Kutipan:
========================
Strategi Wahid Foundation Tangani Persebaran Intoleransi di Sekolah
Dalam rangka mencegah persebaran paham radikalisme. Strategi Wahid Foundation Tangani Persebaran Intoleransi di Sekolah
HIDAYATUNA.COM, Jakarta – Gejala Intoleransi dan Radikalisme ditengarai terus meluas di tanah air. Hal tersebut juga masih menjadi tantangan serius di negeri kita bahkan menjadi masih bagi kebhinnekaan di Indonesia.
Direktur eksekutif Wahid Foundation, Mujtaba Hamdi berpendapat bahwa gagasan dan praktik yang cenderung intoleran terhadap kelompok agama lain terus menjalar ke berbagai segmen masyarakat, tak terkecuali lembaga pendidikan.
“Sekolah negeri, yang notabene dikelola oleh negara dan dibiayai pajak rakyat, justru menjadi sasaran penting persebaran Intoleransi dan Radikalisme,” ujar Mujtaba melalui pernyataan resmi di Jakarta, Sabtu (29/2/2020).
Merujuk riset Wahid Foundation (2016) sendiri, mengonfirmasi bahwa dari 1.626 siswa aktivis Rohani Islam (Rohis), terdapat setidaknya 60 persen yang menyatakan bersedia berangkat jihad ke area-area konflik seperti Suriah jika diberi kesempatan.
“Gejala tersebut membutuhkan respons yang kreatif sekaligus sistematis. Intervensi strategis terhadap kelompok anak muda menuntut kreativitas, sehingga mampu membuat anak muda tertarik dan percaya diri terhadap gagasan dan praktik yang lebih toleran terhadap agama lain dan moderat dalam beragama,” ungkapnya.
Menurut Mujtaba, intervensi tersebut juga harus sistematis. Alasannya, agar intervensi yang dijalankan melahirkan perubahan yang berkelanjutan, dan pada saat yang sama dapat membentuk model yang dapat diterapkan di tempat lain.
Dalam konteks ini, Wahid Foundation menawarkan inisiatif Sekolah Damai sebagai bagian dari intervensi strategis yang mengedepankan metode kreatif dan sistematis tersebut. Bekerja sama dengan Asosiasi Guru Pendidikan Agama Islam Indonesia (AGPAII).
“Sekolah Damai yang diluncurkan pada 2017 ini berusaha menciptakan lingkungan sekolah yang mampu membentuk peserta didik menyerap dan menerapkan nilai harmoni, inklusivisme, kerukunan, dan perdamaian,” terang dia.
Dikatakan Mujtaba, inisiatif Sekolah Damai dijalankan di 60 sekolah di empat provinsi: Jawa Barat, DKI Jakarta, Jawa Tengah, dan Jawa Timur.
Wahid Foundation lantas mendokumentasikan pembelajaran sepanjang pelaksanaan Sekolah Damai 2017-2019 melalui buku panduan yang mengurai prinsip-prinsip dan langkah-langkah yang menjadi patokan pelaksanaan Sekolah Damai.
========================
Data yang Diberikan:
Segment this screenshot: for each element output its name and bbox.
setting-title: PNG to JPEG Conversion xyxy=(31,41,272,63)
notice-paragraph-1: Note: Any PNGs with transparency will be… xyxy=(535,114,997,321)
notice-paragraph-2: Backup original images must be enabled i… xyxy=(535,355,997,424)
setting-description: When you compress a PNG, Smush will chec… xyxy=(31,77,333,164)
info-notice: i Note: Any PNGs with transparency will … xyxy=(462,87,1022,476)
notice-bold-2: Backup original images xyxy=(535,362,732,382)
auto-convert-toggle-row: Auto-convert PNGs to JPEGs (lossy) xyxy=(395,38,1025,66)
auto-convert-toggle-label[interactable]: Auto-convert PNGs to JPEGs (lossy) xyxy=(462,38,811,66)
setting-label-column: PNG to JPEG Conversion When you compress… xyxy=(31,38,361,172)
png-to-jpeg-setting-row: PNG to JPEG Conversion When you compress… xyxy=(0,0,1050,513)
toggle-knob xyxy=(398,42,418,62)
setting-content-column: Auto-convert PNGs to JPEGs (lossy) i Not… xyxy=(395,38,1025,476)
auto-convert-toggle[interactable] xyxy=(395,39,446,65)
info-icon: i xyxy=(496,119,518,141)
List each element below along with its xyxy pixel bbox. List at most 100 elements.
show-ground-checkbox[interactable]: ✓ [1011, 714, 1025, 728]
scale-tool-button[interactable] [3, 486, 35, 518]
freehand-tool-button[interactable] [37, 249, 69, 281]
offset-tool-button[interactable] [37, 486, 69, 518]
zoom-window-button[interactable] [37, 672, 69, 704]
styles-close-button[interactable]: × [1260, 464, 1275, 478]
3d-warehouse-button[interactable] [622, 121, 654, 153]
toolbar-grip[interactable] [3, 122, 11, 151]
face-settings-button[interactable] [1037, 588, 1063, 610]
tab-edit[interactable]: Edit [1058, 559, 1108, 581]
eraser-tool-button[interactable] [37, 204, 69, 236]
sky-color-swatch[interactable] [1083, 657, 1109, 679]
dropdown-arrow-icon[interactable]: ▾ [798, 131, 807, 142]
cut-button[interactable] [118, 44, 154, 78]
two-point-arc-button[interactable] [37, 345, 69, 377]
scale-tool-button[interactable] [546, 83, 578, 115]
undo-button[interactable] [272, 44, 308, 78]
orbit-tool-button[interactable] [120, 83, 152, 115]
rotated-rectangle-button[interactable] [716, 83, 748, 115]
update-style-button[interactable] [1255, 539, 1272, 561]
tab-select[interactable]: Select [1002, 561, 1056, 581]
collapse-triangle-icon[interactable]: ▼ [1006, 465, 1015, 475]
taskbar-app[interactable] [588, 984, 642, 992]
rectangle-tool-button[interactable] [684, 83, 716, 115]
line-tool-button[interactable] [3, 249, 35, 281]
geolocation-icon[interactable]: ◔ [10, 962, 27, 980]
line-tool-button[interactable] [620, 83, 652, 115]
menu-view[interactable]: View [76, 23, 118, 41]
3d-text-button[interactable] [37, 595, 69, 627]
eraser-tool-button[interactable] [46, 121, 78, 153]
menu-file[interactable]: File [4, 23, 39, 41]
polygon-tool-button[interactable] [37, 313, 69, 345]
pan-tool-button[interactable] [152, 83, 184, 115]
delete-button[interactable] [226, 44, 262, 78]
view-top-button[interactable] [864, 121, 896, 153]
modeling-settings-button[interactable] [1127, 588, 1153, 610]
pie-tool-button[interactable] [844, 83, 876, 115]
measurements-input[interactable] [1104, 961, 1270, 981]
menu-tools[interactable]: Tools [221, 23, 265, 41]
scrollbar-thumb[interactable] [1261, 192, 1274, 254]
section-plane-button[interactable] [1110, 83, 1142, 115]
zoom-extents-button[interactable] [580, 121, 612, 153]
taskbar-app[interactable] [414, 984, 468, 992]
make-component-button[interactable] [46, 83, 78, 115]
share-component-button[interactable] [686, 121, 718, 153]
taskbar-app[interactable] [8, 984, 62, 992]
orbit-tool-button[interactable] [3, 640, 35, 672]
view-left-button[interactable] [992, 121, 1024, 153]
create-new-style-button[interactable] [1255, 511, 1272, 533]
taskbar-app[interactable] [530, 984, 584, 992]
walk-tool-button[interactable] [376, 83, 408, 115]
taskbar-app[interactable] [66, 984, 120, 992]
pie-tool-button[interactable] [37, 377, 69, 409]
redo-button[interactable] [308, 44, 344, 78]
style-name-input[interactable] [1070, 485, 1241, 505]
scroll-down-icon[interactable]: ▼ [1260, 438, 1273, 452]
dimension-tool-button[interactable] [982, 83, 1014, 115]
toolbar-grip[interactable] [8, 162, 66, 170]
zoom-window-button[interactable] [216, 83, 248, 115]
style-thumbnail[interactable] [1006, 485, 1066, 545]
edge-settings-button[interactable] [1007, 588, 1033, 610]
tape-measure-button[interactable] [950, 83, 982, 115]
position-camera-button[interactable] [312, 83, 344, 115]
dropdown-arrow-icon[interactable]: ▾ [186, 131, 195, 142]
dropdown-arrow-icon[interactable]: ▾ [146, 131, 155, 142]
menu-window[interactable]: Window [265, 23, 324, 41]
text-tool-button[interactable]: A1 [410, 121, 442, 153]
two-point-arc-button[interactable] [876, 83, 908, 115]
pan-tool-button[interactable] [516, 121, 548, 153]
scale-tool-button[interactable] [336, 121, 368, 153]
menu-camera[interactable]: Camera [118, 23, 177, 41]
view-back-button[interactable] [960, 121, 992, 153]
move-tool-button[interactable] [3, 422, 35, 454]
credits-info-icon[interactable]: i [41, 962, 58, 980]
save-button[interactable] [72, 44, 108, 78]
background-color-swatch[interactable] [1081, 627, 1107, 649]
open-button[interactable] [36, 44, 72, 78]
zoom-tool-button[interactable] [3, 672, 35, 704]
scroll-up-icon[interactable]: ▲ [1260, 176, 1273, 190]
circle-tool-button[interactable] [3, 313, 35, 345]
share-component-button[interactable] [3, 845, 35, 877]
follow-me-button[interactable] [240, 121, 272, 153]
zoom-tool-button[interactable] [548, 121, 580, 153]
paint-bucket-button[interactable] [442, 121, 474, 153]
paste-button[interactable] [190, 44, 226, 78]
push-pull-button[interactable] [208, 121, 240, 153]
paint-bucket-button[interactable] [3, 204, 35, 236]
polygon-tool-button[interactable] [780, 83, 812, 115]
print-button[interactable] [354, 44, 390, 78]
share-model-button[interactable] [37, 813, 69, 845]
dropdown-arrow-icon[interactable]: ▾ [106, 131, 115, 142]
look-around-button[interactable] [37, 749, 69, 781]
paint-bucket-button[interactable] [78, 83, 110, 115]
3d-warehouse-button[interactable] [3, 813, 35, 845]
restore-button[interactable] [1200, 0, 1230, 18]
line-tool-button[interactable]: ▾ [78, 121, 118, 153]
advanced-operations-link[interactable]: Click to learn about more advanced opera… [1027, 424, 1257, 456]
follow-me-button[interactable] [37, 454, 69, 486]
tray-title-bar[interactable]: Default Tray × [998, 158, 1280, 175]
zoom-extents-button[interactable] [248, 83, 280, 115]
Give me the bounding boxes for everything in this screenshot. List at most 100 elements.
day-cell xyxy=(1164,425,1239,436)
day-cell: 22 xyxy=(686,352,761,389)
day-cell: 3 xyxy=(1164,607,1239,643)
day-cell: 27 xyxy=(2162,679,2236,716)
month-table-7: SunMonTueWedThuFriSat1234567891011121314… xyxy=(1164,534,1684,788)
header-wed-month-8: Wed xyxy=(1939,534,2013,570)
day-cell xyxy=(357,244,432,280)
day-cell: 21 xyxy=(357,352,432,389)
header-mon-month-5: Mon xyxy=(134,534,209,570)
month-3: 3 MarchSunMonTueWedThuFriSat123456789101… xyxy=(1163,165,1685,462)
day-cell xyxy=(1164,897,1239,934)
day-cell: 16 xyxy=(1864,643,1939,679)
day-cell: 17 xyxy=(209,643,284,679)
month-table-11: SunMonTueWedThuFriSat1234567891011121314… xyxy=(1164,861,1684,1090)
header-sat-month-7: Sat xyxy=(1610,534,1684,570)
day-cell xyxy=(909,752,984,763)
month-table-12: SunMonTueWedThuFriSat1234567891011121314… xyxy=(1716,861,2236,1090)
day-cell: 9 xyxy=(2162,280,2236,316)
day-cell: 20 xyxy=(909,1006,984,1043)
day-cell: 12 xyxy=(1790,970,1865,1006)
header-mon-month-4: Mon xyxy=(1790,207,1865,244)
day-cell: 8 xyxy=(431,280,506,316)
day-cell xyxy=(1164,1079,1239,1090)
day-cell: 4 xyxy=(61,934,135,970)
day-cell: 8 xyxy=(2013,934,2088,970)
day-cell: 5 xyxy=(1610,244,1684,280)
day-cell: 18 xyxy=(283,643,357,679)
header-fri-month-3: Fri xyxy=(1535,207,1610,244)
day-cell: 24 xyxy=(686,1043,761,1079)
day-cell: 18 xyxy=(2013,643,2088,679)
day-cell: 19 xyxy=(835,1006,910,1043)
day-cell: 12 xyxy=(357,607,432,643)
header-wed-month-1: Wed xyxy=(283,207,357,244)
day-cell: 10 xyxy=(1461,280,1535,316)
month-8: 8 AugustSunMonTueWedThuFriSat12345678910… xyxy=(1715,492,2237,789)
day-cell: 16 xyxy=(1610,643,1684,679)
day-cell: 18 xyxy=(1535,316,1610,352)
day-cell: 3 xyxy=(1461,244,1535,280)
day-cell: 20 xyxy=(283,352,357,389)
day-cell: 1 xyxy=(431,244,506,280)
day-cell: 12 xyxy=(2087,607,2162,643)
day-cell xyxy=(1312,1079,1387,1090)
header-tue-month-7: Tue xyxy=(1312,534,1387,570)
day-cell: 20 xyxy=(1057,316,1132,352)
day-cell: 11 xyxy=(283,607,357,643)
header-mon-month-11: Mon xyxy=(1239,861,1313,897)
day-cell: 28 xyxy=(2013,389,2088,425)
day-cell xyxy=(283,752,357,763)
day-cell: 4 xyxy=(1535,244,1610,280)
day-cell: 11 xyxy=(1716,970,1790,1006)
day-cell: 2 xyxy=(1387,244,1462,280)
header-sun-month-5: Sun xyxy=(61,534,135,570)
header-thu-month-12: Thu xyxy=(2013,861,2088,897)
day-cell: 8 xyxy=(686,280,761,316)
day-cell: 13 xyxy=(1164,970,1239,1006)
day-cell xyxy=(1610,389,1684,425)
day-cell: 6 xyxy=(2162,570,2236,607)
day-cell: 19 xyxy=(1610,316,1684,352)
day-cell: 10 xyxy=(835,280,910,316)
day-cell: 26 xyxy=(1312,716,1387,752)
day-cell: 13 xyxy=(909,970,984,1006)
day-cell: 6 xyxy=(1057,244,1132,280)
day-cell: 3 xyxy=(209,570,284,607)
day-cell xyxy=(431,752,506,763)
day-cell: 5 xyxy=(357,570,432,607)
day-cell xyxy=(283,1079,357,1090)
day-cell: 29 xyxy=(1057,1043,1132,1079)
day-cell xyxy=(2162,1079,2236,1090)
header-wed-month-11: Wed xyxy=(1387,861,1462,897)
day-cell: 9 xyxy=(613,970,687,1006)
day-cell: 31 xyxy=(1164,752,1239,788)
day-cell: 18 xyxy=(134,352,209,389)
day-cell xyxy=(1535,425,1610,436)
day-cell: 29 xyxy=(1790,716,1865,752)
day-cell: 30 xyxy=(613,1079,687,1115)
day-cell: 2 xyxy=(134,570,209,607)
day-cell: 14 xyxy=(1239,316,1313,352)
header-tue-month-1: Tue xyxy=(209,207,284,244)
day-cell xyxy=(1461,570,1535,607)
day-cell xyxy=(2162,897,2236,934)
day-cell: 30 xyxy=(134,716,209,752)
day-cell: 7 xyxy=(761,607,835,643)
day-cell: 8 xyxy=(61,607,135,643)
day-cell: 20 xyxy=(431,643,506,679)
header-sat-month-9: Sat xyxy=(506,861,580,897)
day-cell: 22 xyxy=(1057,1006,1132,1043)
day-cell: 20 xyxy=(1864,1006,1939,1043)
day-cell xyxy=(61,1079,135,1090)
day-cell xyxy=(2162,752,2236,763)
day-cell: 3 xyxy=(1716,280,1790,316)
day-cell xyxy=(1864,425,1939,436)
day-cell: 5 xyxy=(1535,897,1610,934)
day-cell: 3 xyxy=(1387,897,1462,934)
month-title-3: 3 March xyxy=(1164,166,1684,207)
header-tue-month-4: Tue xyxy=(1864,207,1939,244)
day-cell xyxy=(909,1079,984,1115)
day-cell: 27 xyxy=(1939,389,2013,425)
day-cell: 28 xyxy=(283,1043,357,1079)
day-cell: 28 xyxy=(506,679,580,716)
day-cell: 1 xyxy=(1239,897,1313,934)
========================
Isi Tugas:
Tolong jawab pertanyaan berikut berdasarkan kutipan tentang Wahid Foundation.
(a) Berapa jumlah siswa aktivis Rohis dalam riset Wahid Foundation tahun 2016?
(b) Pada tahun berapa Sekolah Damai diluncurkan?
(c) Di berapa sekolah inisiatif Sekolah Damai dijalankan?

Jawaban:
(a) 1.626 siswa
(b) 2017
(c) 60 sekolah